* **DIRECTIONS**:
Go through the material below and copy each line where the word "that" appears.

* **GIVEN DATA**:
************

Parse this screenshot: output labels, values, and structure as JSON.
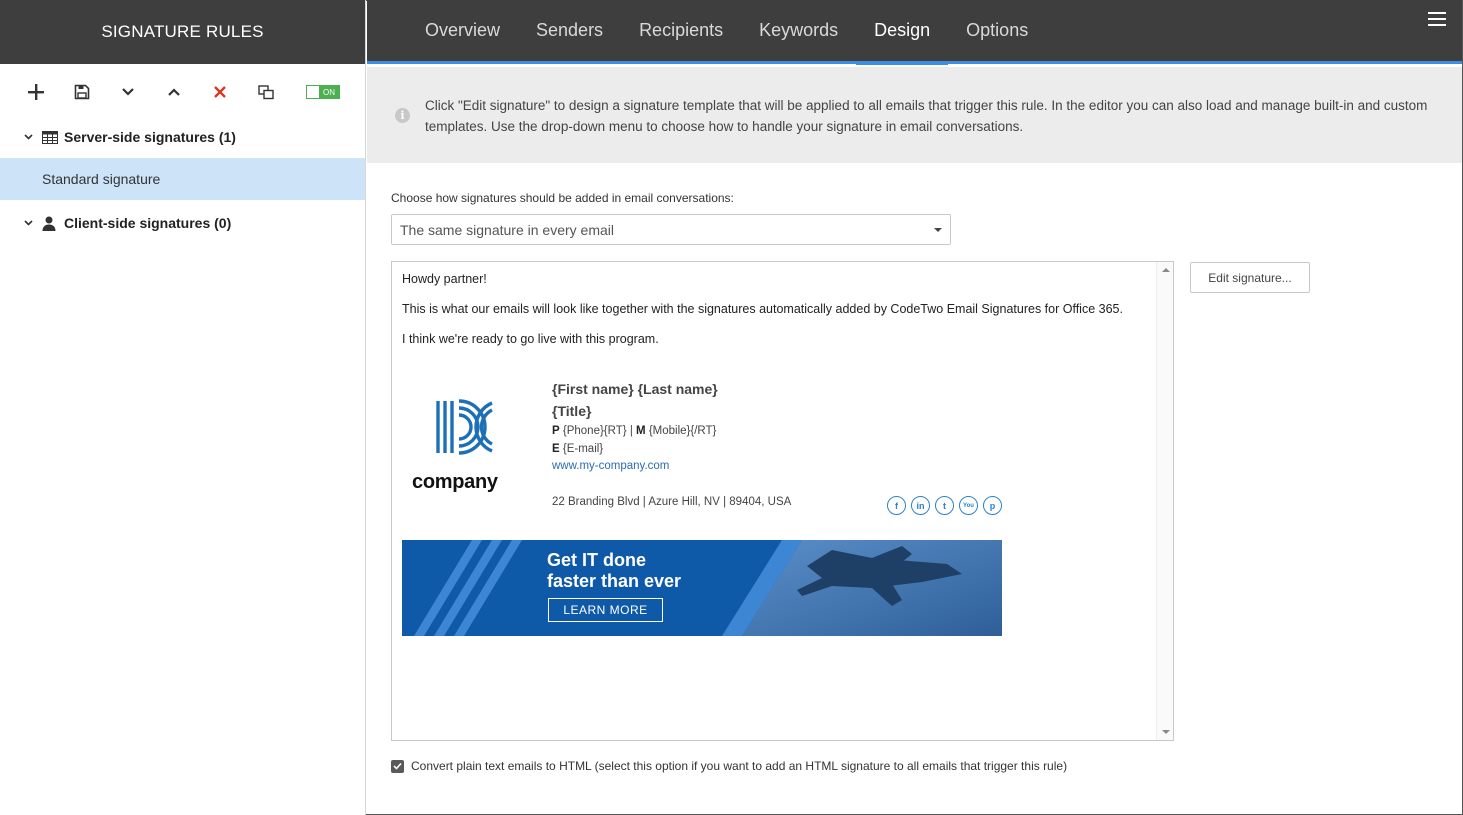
{
  "sidebar": {
    "title": "SIGNATURE RULES",
    "toggle_label": "ON",
    "groups": [
      {
        "label": "Server-side signatures (1)",
        "items": [
          "Standard signature"
        ]
      },
      {
        "label": "Client-side signatures (0)",
        "items": []
      }
    ]
  },
  "tabs": [
    "Overview",
    "Senders",
    "Recipients",
    "Keywords",
    "Design",
    "Options"
  ],
  "active_tab": "Design",
  "info": {
    "text": "Click \"Edit signature\" to design a signature template that will be applied to all emails that trigger this rule. In the editor you can also load and manage built-in and custom templates. Use the drop-down menu to choose how to handle your signature in email conversations."
  },
  "conversation": {
    "label": "Choose how signatures should be added in email conversations:",
    "selected": "The same signature in every email"
  },
  "preview": {
    "greeting": "Howdy partner!",
    "body1": "This is what our emails will look like together with the signatures automatically added by CodeTwo Email Signatures for Office 365.",
    "body2": "I think we're ready to go live with this program.",
    "signature": {
      "logo_word": "company",
      "name": "{First name} {Last name}",
      "title": "{Title}",
      "phone_prefix": "P",
      "phone_value": "{Phone}{RT}",
      "sep": "|",
      "mobile_prefix": "M",
      "mobile_value": "{Mobile}{/RT}",
      "email_prefix": "E",
      "email_value": "{E-mail}",
      "website": "www.my-company.com",
      "address": "22 Branding Blvd | Azure Hill, NV | 89404, USA",
      "socials": [
        {
          "name": "facebook-icon",
          "glyph": "f"
        },
        {
          "name": "linkedin-icon",
          "glyph": "in"
        },
        {
          "name": "twitter-icon",
          "glyph": "t"
        },
        {
          "name": "youtube-icon",
          "glyph": "You"
        },
        {
          "name": "pinterest-icon",
          "glyph": "p"
        }
      ]
    },
    "banner": {
      "line1": "Get IT done",
      "line2": "faster than ever",
      "button": "LEARN MORE"
    }
  },
  "edit_button": "Edit signature...",
  "convert_checkbox": {
    "checked": true,
    "label": "Convert plain text emails to HTML (select this option if you want to add an HTML signature to all emails that trigger this rule)"
  },
  "colors": {
    "header_bg": "#3e3e3e",
    "accent": "#3b8ee0",
    "selected_item": "#cce3f8",
    "delete_red": "#d9381e",
    "toggle_green": "#4caf50"
  }
}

************

* **COMPLETE ANSWER**:
    "text": "Click \"Edit signature\" to design a signature template that will be applied to all emails that trigger this rule. In the editor you can also load and manage built-in and custom templates. Use the drop-down menu to choose how to handle your signature in email conversations."
    "label": "Convert plain text emails to HTML (select this option if you want to add an HTML signature to all emails that trigger this rule)"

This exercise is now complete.